# What to work on:
The entries need to be copied exactly.
-- begin Data in this exercise --
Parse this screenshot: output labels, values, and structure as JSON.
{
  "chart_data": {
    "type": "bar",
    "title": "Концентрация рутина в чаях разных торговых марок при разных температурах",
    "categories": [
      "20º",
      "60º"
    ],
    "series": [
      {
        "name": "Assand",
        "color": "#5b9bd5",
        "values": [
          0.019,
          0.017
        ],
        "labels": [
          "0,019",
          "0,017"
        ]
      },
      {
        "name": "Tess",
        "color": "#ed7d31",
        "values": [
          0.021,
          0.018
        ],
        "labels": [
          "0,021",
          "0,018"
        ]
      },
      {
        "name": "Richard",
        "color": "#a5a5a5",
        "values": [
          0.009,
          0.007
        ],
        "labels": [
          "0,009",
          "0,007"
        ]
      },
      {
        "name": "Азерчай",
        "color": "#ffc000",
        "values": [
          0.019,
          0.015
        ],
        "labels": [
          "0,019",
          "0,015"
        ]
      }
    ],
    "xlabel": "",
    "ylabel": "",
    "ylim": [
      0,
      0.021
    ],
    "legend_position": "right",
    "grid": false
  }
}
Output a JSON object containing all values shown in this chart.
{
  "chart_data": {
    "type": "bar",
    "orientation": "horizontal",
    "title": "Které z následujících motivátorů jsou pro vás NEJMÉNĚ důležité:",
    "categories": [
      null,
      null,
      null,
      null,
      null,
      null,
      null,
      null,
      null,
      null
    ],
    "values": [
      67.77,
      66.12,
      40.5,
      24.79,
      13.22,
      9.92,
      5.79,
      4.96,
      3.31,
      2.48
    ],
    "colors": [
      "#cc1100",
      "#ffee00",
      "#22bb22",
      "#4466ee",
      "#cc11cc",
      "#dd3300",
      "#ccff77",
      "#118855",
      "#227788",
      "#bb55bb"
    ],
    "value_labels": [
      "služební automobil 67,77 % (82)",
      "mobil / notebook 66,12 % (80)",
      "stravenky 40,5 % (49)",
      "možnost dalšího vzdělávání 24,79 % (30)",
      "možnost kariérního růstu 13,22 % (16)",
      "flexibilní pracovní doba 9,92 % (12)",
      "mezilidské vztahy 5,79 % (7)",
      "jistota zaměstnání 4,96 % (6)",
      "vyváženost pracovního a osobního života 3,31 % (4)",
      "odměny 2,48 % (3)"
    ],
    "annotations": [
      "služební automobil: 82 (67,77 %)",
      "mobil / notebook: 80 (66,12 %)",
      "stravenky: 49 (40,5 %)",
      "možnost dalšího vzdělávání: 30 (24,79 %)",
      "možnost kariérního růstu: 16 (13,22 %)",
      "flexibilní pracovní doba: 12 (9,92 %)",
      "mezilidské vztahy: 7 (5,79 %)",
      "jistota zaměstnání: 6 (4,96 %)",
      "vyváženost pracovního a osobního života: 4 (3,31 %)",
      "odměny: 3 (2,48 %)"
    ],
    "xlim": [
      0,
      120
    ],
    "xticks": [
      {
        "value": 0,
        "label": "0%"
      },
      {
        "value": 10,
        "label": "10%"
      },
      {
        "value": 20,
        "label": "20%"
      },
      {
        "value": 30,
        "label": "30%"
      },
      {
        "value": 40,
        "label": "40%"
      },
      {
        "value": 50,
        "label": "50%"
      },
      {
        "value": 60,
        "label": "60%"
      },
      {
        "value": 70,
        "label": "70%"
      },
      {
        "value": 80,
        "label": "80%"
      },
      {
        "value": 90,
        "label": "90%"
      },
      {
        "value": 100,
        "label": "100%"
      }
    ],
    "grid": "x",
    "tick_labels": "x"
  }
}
-- end Data in this exercise --
# Final result:
Parse this screenshot: output labels, values, and structure as JSON.
{
  "chart_data": {
    "type": "bar",
    "title": "Концентрация рутина в чаях разных торговых марок при разных температурах",
    "categories": [
      "20º",
      "60º"
    ],
    "series": [
      {
        "name": "Assand",
        "color": "#5b9bd5",
        "values": [
          0.019,
          0.017
        ],
        "labels": [
          "0,019",
          "0,017"
        ]
      },
      {
        "name": "Tess",
        "color": "#ed7d31",
        "values": [
          0.021,
          0.018
        ],
        "labels": [
          "0,021",
          "0,018"
        ]
      },
      {
        "name": "Richard",
        "color": "#a5a5a5",
        "values": [
          0.009,
          0.007
        ],
        "labels": [
          "0,009",
          "0,007"
        ]
      },
      {
        "name": "Азерчай",
        "color": "#ffc000",
        "values": [
          0.019,
          0.015
        ],
        "labels": [
          "0,019",
          "0,015"
        ]
      }
    ],
    "xlabel": "",
    "ylabel": "",
    "ylim": [
      0,
      0.021
    ],
    "legend_position": "right",
    "grid": false
  }
}
Output a JSON object containing all values shown in this chart.
{
  "chart_data": {
    "type": "bar",
    "orientation": "horizontal",
    "title": "Které z následujících motivátorů jsou pro vás NEJMÉNĚ důležité:",
    "categories": [
      null,
      null,
      null,
      null,
      null,
      null,
      null,
      null,
      null,
      null
    ],
    "values": [
      67.77,
      66.12,
      40.5,
      24.79,
      13.22,
      9.92,
      5.79,
      4.96,
      3.31,
      2.48
    ],
    "colors": [
      "#cc1100",
      "#ffee00",
      "#22bb22",
      "#4466ee",
      "#cc11cc",
      "#dd3300",
      "#ccff77",
      "#118855",
      "#227788",
      "#bb55bb"
    ],
    "value_labels": [
      "služební automobil 67,77 % (82)",
      "mobil / notebook 66,12 % (80)",
      "stravenky 40,5 % (49)",
      "možnost dalšího vzdělávání 24,79 % (30)",
      "možnost kariérního růstu 13,22 % (16)",
      "flexibilní pracovní doba 9,92 % (12)",
      "mezilidské vztahy 5,79 % (7)",
      "jistota zaměstnání 4,96 % (6)",
      "vyváženost pracovního a osobního života 3,31 % (4)",
      "odměny 2,48 % (3)"
    ],
    "annotations": [
      "služební automobil: 82 (67,77 %)",
      "mobil / notebook: 80 (66,12 %)",
      "stravenky: 49 (40,5 %)",
      "možnost dalšího vzdělávání: 30 (24,79 %)",
      "možnost kariérního růstu: 16 (13,22 %)",
      "flexibilní pracovní doba: 12 (9,92 %)",
      "mezilidské vztahy: 7 (5,79 %)",
      "jistota zaměstnání: 6 (4,96 %)",
      "vyváženost pracovního a osobního života: 4 (3,31 %)",
      "odměny: 3 (2,48 %)"
    ],
    "xlim": [
      0,
      120
    ],
    "xticks": [
      {
        "value": 0,
        "label": "0%"
      },
      {
        "value": 10,
        "label": "10%"
      },
      {
        "value": 20,
        "label": "20%"
      },
      {
        "value": 30,
        "label": "30%"
      },
      {
        "value": 40,
        "label": "40%"
      },
      {
        "value": 50,
        "label": "50%"
      },
      {
        "value": 60,
        "label": "60%"
      },
      {
        "value": 70,
        "label": "70%"
      },
      {
        "value": 80,
        "label": "80%"
      },
      {
        "value": 90,
        "label": "90%"
      },
      {
        "value": 100,
        "label": "100%"
      }
    ],
    "grid": "x",
    "tick_labels": "x"
  }
}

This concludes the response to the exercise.